▶ **Recorded data**

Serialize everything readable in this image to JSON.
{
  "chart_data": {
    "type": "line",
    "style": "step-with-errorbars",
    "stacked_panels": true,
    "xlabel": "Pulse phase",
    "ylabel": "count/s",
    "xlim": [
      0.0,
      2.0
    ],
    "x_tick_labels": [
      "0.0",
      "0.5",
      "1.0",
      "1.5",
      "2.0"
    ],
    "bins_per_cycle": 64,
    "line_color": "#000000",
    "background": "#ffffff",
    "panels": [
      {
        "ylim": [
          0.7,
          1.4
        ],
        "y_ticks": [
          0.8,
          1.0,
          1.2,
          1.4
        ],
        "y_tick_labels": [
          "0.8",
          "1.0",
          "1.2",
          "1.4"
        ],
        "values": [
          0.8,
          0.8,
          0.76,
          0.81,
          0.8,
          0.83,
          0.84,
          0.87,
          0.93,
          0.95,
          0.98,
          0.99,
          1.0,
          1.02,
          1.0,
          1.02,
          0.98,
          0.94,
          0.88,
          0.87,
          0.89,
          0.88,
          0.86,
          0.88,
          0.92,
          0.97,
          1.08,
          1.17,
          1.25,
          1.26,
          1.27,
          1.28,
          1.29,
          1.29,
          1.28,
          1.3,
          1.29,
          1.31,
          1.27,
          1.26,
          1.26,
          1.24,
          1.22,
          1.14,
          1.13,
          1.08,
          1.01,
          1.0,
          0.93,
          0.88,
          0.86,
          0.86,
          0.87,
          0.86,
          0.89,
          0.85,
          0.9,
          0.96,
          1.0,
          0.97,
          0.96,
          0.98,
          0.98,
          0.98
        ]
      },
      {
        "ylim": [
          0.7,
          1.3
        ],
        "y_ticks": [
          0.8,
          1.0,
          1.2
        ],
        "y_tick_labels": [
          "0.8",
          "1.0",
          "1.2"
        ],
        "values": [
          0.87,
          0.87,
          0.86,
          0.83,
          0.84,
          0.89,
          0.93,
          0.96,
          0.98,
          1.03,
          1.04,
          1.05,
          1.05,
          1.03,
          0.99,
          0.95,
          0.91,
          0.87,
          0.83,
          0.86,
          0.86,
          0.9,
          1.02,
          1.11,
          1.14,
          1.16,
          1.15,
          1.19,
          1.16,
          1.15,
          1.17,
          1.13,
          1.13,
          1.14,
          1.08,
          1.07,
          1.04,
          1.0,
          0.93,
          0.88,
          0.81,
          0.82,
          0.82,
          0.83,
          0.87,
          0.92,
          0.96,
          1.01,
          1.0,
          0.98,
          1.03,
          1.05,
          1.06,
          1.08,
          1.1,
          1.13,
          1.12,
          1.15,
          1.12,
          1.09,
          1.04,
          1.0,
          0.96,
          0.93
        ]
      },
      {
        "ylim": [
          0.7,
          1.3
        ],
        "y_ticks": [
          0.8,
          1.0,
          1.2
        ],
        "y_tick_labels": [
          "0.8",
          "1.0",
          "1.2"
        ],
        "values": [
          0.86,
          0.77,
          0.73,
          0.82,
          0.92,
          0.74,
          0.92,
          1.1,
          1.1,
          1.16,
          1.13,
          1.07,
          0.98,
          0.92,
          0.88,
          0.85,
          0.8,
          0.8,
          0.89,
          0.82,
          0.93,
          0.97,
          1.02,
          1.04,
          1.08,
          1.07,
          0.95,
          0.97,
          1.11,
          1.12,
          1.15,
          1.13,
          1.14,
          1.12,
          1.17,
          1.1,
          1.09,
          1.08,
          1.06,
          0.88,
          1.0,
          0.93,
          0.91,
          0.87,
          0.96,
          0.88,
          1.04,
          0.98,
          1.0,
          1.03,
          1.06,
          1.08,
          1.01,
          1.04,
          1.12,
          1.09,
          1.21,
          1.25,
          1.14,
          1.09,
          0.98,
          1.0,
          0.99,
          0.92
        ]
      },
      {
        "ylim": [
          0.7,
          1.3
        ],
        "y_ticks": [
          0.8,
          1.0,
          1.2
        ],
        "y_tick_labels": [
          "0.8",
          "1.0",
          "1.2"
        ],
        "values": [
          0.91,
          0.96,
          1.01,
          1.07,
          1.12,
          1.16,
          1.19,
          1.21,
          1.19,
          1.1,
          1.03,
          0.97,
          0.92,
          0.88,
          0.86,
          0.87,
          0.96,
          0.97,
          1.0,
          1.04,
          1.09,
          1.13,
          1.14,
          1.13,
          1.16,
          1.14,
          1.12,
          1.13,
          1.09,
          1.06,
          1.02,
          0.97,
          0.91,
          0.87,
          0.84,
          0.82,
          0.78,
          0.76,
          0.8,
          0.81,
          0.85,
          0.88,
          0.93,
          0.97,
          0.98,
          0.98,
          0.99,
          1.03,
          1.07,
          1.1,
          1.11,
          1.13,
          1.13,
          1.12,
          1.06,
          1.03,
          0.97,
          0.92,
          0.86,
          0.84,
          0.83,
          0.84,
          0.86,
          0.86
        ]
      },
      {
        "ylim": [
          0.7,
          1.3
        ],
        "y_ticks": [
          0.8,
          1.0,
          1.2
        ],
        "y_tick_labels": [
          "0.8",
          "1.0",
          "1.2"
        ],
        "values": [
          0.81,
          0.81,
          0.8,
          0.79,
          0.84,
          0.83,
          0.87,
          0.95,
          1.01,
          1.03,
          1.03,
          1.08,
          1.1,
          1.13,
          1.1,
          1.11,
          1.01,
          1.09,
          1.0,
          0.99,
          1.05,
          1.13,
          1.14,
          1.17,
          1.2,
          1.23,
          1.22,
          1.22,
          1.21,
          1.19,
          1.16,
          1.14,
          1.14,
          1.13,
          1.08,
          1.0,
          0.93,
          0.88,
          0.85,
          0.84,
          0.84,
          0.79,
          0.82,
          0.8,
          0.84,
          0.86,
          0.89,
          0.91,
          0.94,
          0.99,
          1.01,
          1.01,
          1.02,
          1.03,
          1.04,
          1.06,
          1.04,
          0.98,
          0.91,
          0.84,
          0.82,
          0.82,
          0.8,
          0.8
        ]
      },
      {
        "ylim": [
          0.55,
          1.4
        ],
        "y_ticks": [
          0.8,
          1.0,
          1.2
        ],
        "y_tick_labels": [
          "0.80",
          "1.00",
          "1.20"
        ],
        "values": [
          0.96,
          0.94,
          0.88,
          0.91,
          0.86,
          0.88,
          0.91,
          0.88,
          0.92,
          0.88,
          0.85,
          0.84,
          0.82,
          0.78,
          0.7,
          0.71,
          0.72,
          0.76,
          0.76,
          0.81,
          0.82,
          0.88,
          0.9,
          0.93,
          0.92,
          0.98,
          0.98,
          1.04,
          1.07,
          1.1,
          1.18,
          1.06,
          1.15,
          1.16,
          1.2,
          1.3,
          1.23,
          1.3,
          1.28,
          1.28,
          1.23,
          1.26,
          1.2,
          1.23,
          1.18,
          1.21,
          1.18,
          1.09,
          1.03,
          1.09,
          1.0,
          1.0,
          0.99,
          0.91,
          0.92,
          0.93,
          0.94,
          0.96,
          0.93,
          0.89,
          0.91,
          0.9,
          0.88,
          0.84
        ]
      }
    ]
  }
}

▶ **Written task**
Extract every record. Keep wording exact.

▶ **Response**
Serialize everything readable in this image to JSON.
{
  "chart_data": {
    "type": "line",
    "style": "step-with-errorbars",
    "stacked_panels": true,
    "xlabel": "Pulse phase",
    "ylabel": "count/s",
    "xlim": [
      0.0,
      2.0
    ],
    "x_tick_labels": [
      "0.0",
      "0.5",
      "1.0",
      "1.5",
      "2.0"
    ],
    "bins_per_cycle": 64,
    "line_color": "#000000",
    "background": "#ffffff",
    "panels": [
      {
        "ylim": [
          0.7,
          1.4
        ],
        "y_ticks": [
          0.8,
          1.0,
          1.2,
          1.4
        ],
        "y_tick_labels": [
          "0.8",
          "1.0",
          "1.2",
          "1.4"
        ],
        "values": [
          0.8,
          0.8,
          0.76,
          0.81,
          0.8,
          0.83,
          0.84,
          0.87,
          0.93,
          0.95,
          0.98,
          0.99,
          1.0,
          1.02,
          1.0,
          1.02,
          0.98,
          0.94,
          0.88,
          0.87,
          0.89,
          0.88,
          0.86,
          0.88,
          0.92,
          0.97,
          1.08,
          1.17,
          1.25,
          1.26,
          1.27,
          1.28,
          1.29,
          1.29,
          1.28,
          1.3,
          1.29,
          1.31,
          1.27,
          1.26,
          1.26,
          1.24,
          1.22,
          1.14,
          1.13,
          1.08,
          1.01,
          1.0,
          0.93,
          0.88,
          0.86,
          0.86,
          0.87,
          0.86,
          0.89,
          0.85,
          0.9,
          0.96,
          1.0,
          0.97,
          0.96,
          0.98,
          0.98,
          0.98
        ]
      },
      {
        "ylim": [
          0.7,
          1.3
        ],
        "y_ticks": [
          0.8,
          1.0,
          1.2
        ],
        "y_tick_labels": [
          "0.8",
          "1.0",
          "1.2"
        ],
        "values": [
          0.87,
          0.87,
          0.86,
          0.83,
          0.84,
          0.89,
          0.93,
          0.96,
          0.98,
          1.03,
          1.04,
          1.05,
          1.05,
          1.03,
          0.99,
          0.95,
          0.91,
          0.87,
          0.83,
          0.86,
          0.86,
          0.9,
          1.02,
          1.11,
          1.14,
          1.16,
          1.15,
          1.19,
          1.16,
          1.15,
          1.17,
          1.13,
          1.13,
          1.14,
          1.08,
          1.07,
          1.04,
          1.0,
          0.93,
          0.88,
          0.81,
          0.82,
          0.82,
          0.83,
          0.87,
          0.92,
          0.96,
          1.01,
          1.0,
          0.98,
          1.03,
          1.05,
          1.06,
          1.08,
          1.1,
          1.13,
          1.12,
          1.15,
          1.12,
          1.09,
          1.04,
          1.0,
          0.96,
          0.93
        ]
      },
      {
        "ylim": [
          0.7,
          1.3
        ],
        "y_ticks": [
          0.8,
          1.0,
          1.2
        ],
        "y_tick_labels": [
          "0.8",
          "1.0",
          "1.2"
        ],
        "values": [
          0.86,
          0.77,
          0.73,
          0.82,
          0.92,
          0.74,
          0.92,
          1.1,
          1.1,
          1.16,
          1.13,
          1.07,
          0.98,
          0.92,
          0.88,
          0.85,
          0.8,
          0.8,
          0.89,
          0.82,
          0.93,
          0.97,
          1.02,
          1.04,
          1.08,
          1.07,
          0.95,
          0.97,
          1.11,
          1.12,
          1.15,
          1.13,
          1.14,
          1.12,
          1.17,
          1.1,
          1.09,
          1.08,
          1.06,
          0.88,
          1.0,
          0.93,
          0.91,
          0.87,
          0.96,
          0.88,
          1.04,
          0.98,
          1.0,
          1.03,
          1.06,
          1.08,
          1.01,
          1.04,
          1.12,
          1.09,
          1.21,
          1.25,
          1.14,
          1.09,
          0.98,
          1.0,
          0.99,
          0.92
        ]
      },
      {
        "ylim": [
          0.7,
          1.3
        ],
        "y_ticks": [
          0.8,
          1.0,
          1.2
        ],
        "y_tick_labels": [
          "0.8",
          "1.0",
          "1.2"
        ],
        "values": [
          0.91,
          0.96,
          1.01,
          1.07,
          1.12,
          1.16,
          1.19,
          1.21,
          1.19,
          1.1,
          1.03,
          0.97,
          0.92,
          0.88,
          0.86,
          0.87,
          0.96,
          0.97,
          1.0,
          1.04,
          1.09,
          1.13,
          1.14,
          1.13,
          1.16,
          1.14,
          1.12,
          1.13,
          1.09,
          1.06,
          1.02,
          0.97,
          0.91,
          0.87,
          0.84,
          0.82,
          0.78,
          0.76,
          0.8,
          0.81,
          0.85,
          0.88,
          0.93,
          0.97,
          0.98,
          0.98,
          0.99,
          1.03,
          1.07,
          1.1,
          1.11,
          1.13,
          1.13,
          1.12,
          1.06,
          1.03,
          0.97,
          0.92,
          0.86,
          0.84,
          0.83,
          0.84,
          0.86,
          0.86
        ]
      },
      {
        "ylim": [
          0.7,
          1.3
        ],
        "y_ticks": [
          0.8,
          1.0,
          1.2
        ],
        "y_tick_labels": [
          "0.8",
          "1.0",
          "1.2"
        ],
        "values": [
          0.81,
          0.81,
          0.8,
          0.79,
          0.84,
          0.83,
          0.87,
          0.95,
          1.01,
          1.03,
          1.03,
          1.08,
          1.1,
          1.13,
          1.1,
          1.11,
          1.01,
          1.09,
          1.0,
          0.99,
          1.05,
          1.13,
          1.14,
          1.17,
          1.2,
          1.23,
          1.22,
          1.22,
          1.21,
          1.19,
          1.16,
          1.14,
          1.14,
          1.13,
          1.08,
          1.0,
          0.93,
          0.88,
          0.85,
          0.84,
          0.84,
          0.79,
          0.82,
          0.8,
          0.84,
          0.86,
          0.89,
          0.91,
          0.94,
          0.99,
          1.01,
          1.01,
          1.02,
          1.03,
          1.04,
          1.06,
          1.04,
          0.98,
          0.91,
          0.84,
          0.82,
          0.82,
          0.8,
          0.8
        ]
      },
      {
        "ylim": [
          0.55,
          1.4
        ],
        "y_ticks": [
          0.8,
          1.0,
          1.2
        ],
        "y_tick_labels": [
          "0.80",
          "1.00",
          "1.20"
        ],
        "values": [
          0.96,
          0.94,
          0.88,
          0.91,
          0.86,
          0.88,
          0.91,
          0.88,
          0.92,
          0.88,
          0.85,
          0.84,
          0.82,
          0.78,
          0.7,
          0.71,
          0.72,
          0.76,
          0.76,
          0.81,
          0.82,
          0.88,
          0.9,
          0.93,
          0.92,
          0.98,
          0.98,
          1.04,
          1.07,
          1.1,
          1.18,
          1.06,
          1.15,
          1.16,
          1.2,
          1.3,
          1.23,
          1.3,
          1.28,
          1.28,
          1.23,
          1.26,
          1.2,
          1.23,
          1.18,
          1.21,
          1.18,
          1.09,
          1.03,
          1.09,
          1.0,
          1.0,
          0.99,
          0.91,
          0.92,
          0.93,
          0.94,
          0.96,
          0.93,
          0.89,
          0.91,
          0.9,
          0.88,
          0.84
        ]
      }
    ]
  }
}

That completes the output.